(Problem requirements):
In the entries below, count every line with the string "playing". State the count and nothing else.

(Provided entries):
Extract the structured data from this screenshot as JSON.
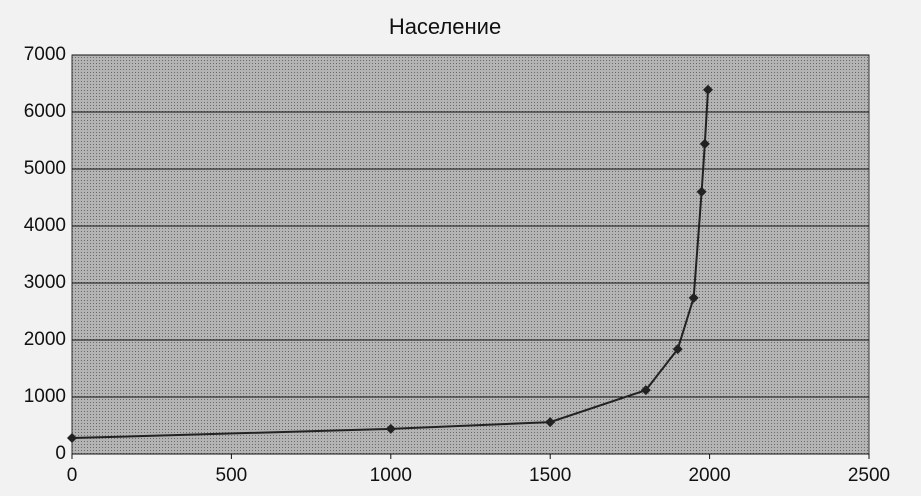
{
  "chart_data": {
    "type": "line",
    "title": "Население",
    "x": [
      0,
      1000,
      1500,
      1800,
      1900,
      1950,
      1975,
      1985,
      1995
    ],
    "series": [
      {
        "color": "#222222",
        "values": [
          280,
          440,
          560,
          1120,
          1840,
          2740,
          4600,
          5440,
          6390
        ]
      }
    ],
    "xlim": [
      0,
      2500
    ],
    "xticks": [
      0,
      500,
      1000,
      1500,
      2000,
      2500
    ],
    "ylim": [
      0,
      7000
    ],
    "yticks": [
      0,
      1000,
      2000,
      3000,
      4000,
      5000,
      6000,
      7000
    ],
    "grid": true
  }
}
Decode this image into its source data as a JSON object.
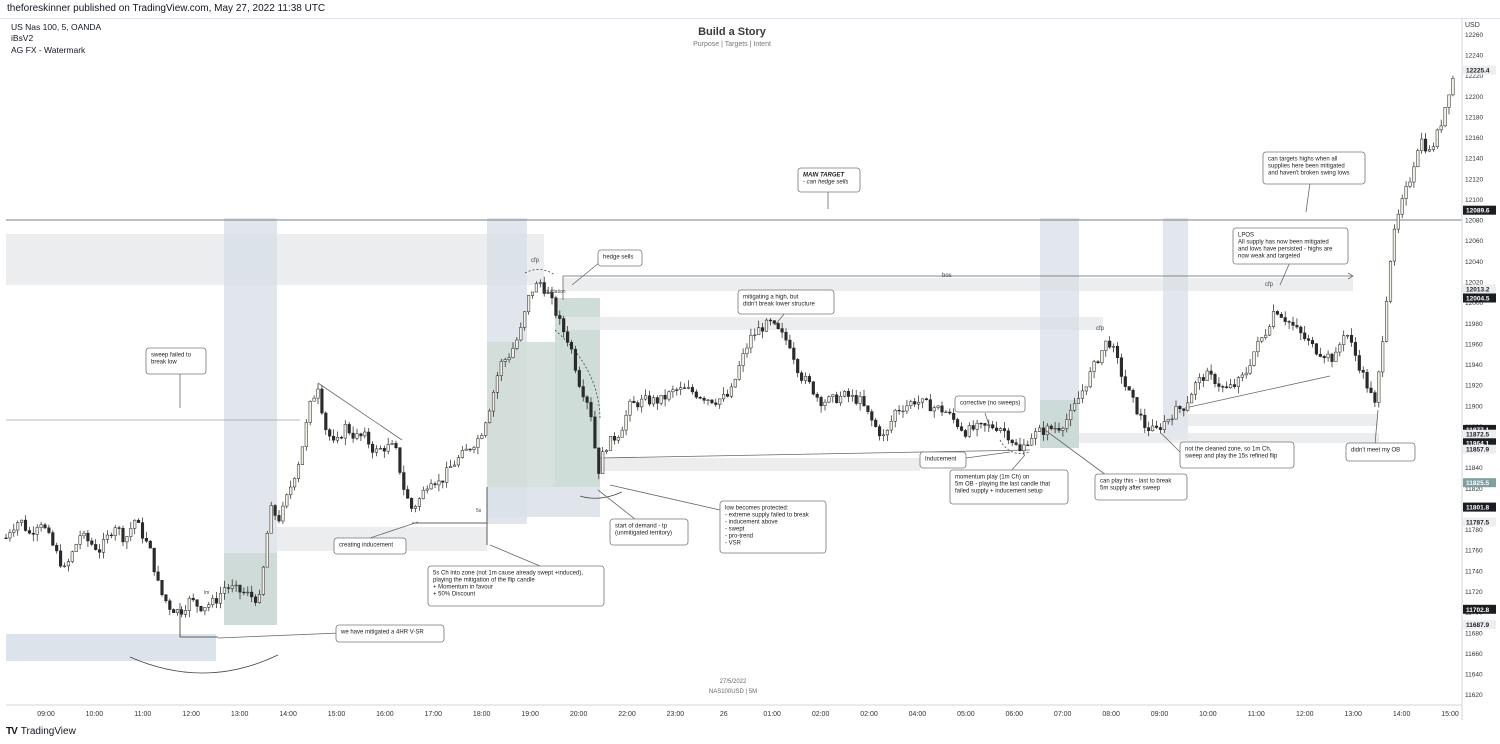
{
  "header": {
    "published": "theforeskinner published on TradingView.com, May 27, 2022 11:38 UTC",
    "symbol": "US Nas 100, 5, OANDA",
    "indicator1": "iBsV2",
    "indicator2": "AG FX - Watermark"
  },
  "main_title": "Build a Story",
  "subtitle": "Purpose | Targets | Intent",
  "footer": {
    "date": "27/5/2022",
    "symbol": "NAS100USD | 5M",
    "brand": "TradingView"
  },
  "colors": {
    "up": "#f5f0e6",
    "down": "#2b2b2b",
    "zone_blue": "#d5dde6",
    "zone_gray": "#e6e8ea",
    "zone_green": "#c9d8d3"
  },
  "chart_data": {
    "type": "candlestick",
    "title": "Build a Story",
    "currency": "USD",
    "x_ticks": [
      "09:00",
      "10:00",
      "11:00",
      "12:00",
      "13:00",
      "14:00",
      "15:00",
      "16:00",
      "17:00",
      "18:00",
      "19:00",
      "20:00",
      "22:00",
      "23:00",
      "26",
      "01:00",
      "02:00",
      "02:00",
      "04:00",
      "05:00",
      "06:00",
      "07:00",
      "08:00",
      "09:00",
      "10:00",
      "11:00",
      "12:00",
      "13:00",
      "14:00",
      "15:00"
    ],
    "y_ticks": [
      12260,
      12240,
      12220,
      12200,
      12180,
      12160,
      12140,
      12120,
      12100,
      12080,
      12060,
      12040,
      12020,
      12000,
      11980,
      11960,
      11940,
      11920,
      11900,
      11880,
      11860,
      11840,
      11820,
      11800,
      11780,
      11760,
      11740,
      11720,
      11700,
      11680,
      11660,
      11640,
      11620
    ],
    "ylim": [
      11610,
      12272
    ],
    "price_labels": [
      {
        "value": 12225.4,
        "text": "12225.4",
        "style": "light"
      },
      {
        "value": 12089.6,
        "text": "12089.6",
        "style": "dark"
      },
      {
        "value": 12013.2,
        "text": "12013.2",
        "style": "light"
      },
      {
        "value": 12004.5,
        "text": "12004.5",
        "style": "dark"
      },
      {
        "value": 11877.1,
        "text": "11877.1",
        "style": "dark"
      },
      {
        "value": 11872.5,
        "text": "11872.5",
        "style": "light"
      },
      {
        "value": 11864.1,
        "text": "11864.1",
        "style": "dark"
      },
      {
        "value": 11857.9,
        "text": "11857.9",
        "style": "light"
      },
      {
        "value": 11825.5,
        "text": "11825.5",
        "style": "teal"
      },
      {
        "value": 11801.8,
        "text": "11801.8",
        "style": "dark"
      },
      {
        "value": 11787.5,
        "text": "11787.5",
        "style": "light"
      },
      {
        "value": 11702.8,
        "text": "11702.8",
        "style": "dark"
      },
      {
        "value": 11687.9,
        "text": "11687.9",
        "style": "light"
      }
    ],
    "path_points": [
      [
        0,
        11760
      ],
      [
        10,
        11780
      ],
      [
        20,
        11790
      ],
      [
        30,
        11775
      ],
      [
        40,
        11790
      ],
      [
        55,
        11760
      ],
      [
        65,
        11740
      ],
      [
        80,
        11775
      ],
      [
        100,
        11760
      ],
      [
        115,
        11785
      ],
      [
        125,
        11770
      ],
      [
        135,
        11790
      ],
      [
        150,
        11760
      ],
      [
        160,
        11720
      ],
      [
        170,
        11705
      ],
      [
        180,
        11700
      ],
      [
        190,
        11712
      ],
      [
        200,
        11705
      ],
      [
        215,
        11710
      ],
      [
        225,
        11725
      ],
      [
        240,
        11720
      ],
      [
        260,
        11712
      ],
      [
        270,
        11800
      ],
      [
        280,
        11790
      ],
      [
        290,
        11820
      ],
      [
        300,
        11850
      ],
      [
        310,
        11900
      ],
      [
        318,
        11920
      ],
      [
        325,
        11880
      ],
      [
        335,
        11860
      ],
      [
        345,
        11880
      ],
      [
        355,
        11870
      ],
      [
        365,
        11870
      ],
      [
        375,
        11855
      ],
      [
        385,
        11860
      ],
      [
        395,
        11860
      ],
      [
        405,
        11815
      ],
      [
        412,
        11800
      ],
      [
        420,
        11810
      ],
      [
        430,
        11830
      ],
      [
        440,
        11825
      ],
      [
        450,
        11840
      ],
      [
        460,
        11850
      ],
      [
        470,
        11860
      ],
      [
        480,
        11870
      ],
      [
        490,
        11900
      ],
      [
        500,
        11940
      ],
      [
        510,
        11950
      ],
      [
        520,
        11970
      ],
      [
        530,
        12010
      ],
      [
        540,
        12020
      ],
      [
        550,
        12005
      ],
      [
        560,
        11980
      ],
      [
        570,
        11960
      ],
      [
        580,
        11920
      ],
      [
        590,
        11900
      ],
      [
        598,
        11835
      ],
      [
        605,
        11860
      ],
      [
        620,
        11875
      ],
      [
        630,
        11900
      ],
      [
        645,
        11905
      ],
      [
        660,
        11905
      ],
      [
        675,
        11915
      ],
      [
        690,
        11915
      ],
      [
        700,
        11910
      ],
      [
        715,
        11905
      ],
      [
        730,
        11910
      ],
      [
        740,
        11940
      ],
      [
        750,
        11965
      ],
      [
        760,
        11975
      ],
      [
        770,
        11980
      ],
      [
        780,
        11970
      ],
      [
        790,
        11960
      ],
      [
        800,
        11930
      ],
      [
        810,
        11920
      ],
      [
        820,
        11905
      ],
      [
        830,
        11905
      ],
      [
        845,
        11910
      ],
      [
        860,
        11905
      ],
      [
        875,
        11880
      ],
      [
        885,
        11868
      ],
      [
        895,
        11895
      ],
      [
        905,
        11900
      ],
      [
        915,
        11905
      ],
      [
        930,
        11900
      ],
      [
        945,
        11895
      ],
      [
        955,
        11885
      ],
      [
        965,
        11875
      ],
      [
        975,
        11878
      ],
      [
        990,
        11880
      ],
      [
        1000,
        11880
      ],
      [
        1010,
        11870
      ],
      [
        1020,
        11855
      ],
      [
        1030,
        11870
      ],
      [
        1040,
        11875
      ],
      [
        1050,
        11878
      ],
      [
        1060,
        11880
      ],
      [
        1070,
        11890
      ],
      [
        1080,
        11910
      ],
      [
        1090,
        11930
      ],
      [
        1100,
        11950
      ],
      [
        1108,
        11965
      ],
      [
        1115,
        11950
      ],
      [
        1125,
        11920
      ],
      [
        1135,
        11900
      ],
      [
        1145,
        11880
      ],
      [
        1155,
        11875
      ],
      [
        1165,
        11885
      ],
      [
        1175,
        11895
      ],
      [
        1185,
        11900
      ],
      [
        1195,
        11920
      ],
      [
        1205,
        11930
      ],
      [
        1215,
        11925
      ],
      [
        1225,
        11915
      ],
      [
        1235,
        11920
      ],
      [
        1245,
        11930
      ],
      [
        1255,
        11955
      ],
      [
        1265,
        11970
      ],
      [
        1275,
        11995
      ],
      [
        1285,
        11985
      ],
      [
        1295,
        11975
      ],
      [
        1305,
        11965
      ],
      [
        1315,
        11955
      ],
      [
        1325,
        11950
      ],
      [
        1335,
        11945
      ],
      [
        1345,
        11975
      ],
      [
        1355,
        11950
      ],
      [
        1365,
        11925
      ],
      [
        1375,
        11900
      ],
      [
        1380,
        11940
      ],
      [
        1385,
        11990
      ],
      [
        1390,
        12040
      ],
      [
        1395,
        12070
      ],
      [
        1400,
        12090
      ],
      [
        1410,
        12120
      ],
      [
        1420,
        12160
      ],
      [
        1430,
        12145
      ],
      [
        1440,
        12170
      ],
      [
        1450,
        12210
      ],
      [
        1456,
        12225
      ]
    ]
  },
  "annotations": {
    "sweep_failed": [
      "sweep failed to",
      "break low"
    ],
    "hedge_sells": "hedge sells",
    "main_target": [
      "MAIN TARGET",
      "- can hedge sells"
    ],
    "mitigating_high": [
      "mitigating a high, but",
      "didn't break lower structure"
    ],
    "corrective": "corrective (no sweeps)",
    "inducement": "Inducement",
    "creating_inducement": "creating inducement",
    "start_demand": [
      "start of demand - tp",
      "(unmitigated territory)"
    ],
    "low_protected": [
      "low becomes protected:",
      "- extreme supply failed to break",
      "- inducement above",
      "- swept",
      "- pro-trend",
      "- VSR"
    ],
    "five_s_ch": [
      "5s Ch into zone (not 1m cause already swept +induced),",
      "playing the mitigation of the flip candle",
      "+ Momentum in favour",
      "+ 50% Discount"
    ],
    "mitigated_4hr": "we have mitigated a 4HR V-SR",
    "momentum_play": [
      "momentum play (1m Ch) on",
      "5m OB - playing the last candle that",
      "failed supply + inducement setup"
    ],
    "can_play_this": [
      "can play this - last to break",
      "5m supply after sweep"
    ],
    "not_cleaned": [
      "not the cleaned zone, so 1m Ch,",
      "sweep and play the 15s refined flip"
    ],
    "lpos": [
      "LPOS",
      "All supply has now been mitigated",
      "and lows have persisted - highs are",
      "now weak and targeted"
    ],
    "can_target_highs": [
      "can targets highs when all",
      "supplies here been mitigated",
      "and haven't broken swing lows"
    ],
    "didnt_meet_ob": "didn't meet my OB",
    "bos": "bos",
    "cfp": "cfp",
    "liquidation": "liquidation",
    "lm": "lm",
    "five_s": "5s"
  }
}
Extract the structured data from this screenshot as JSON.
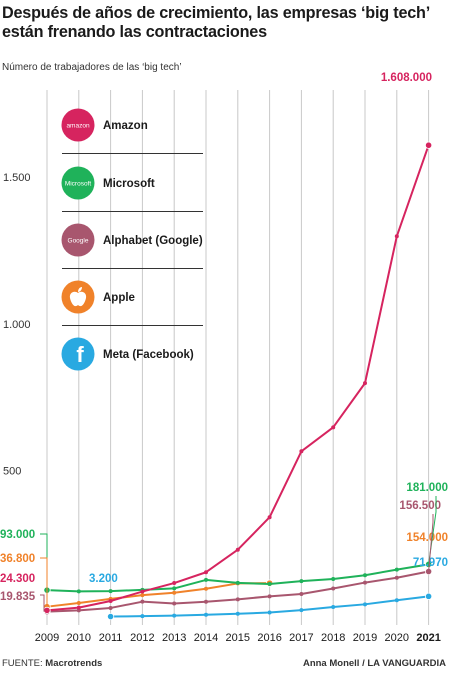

(Solved exercise):
2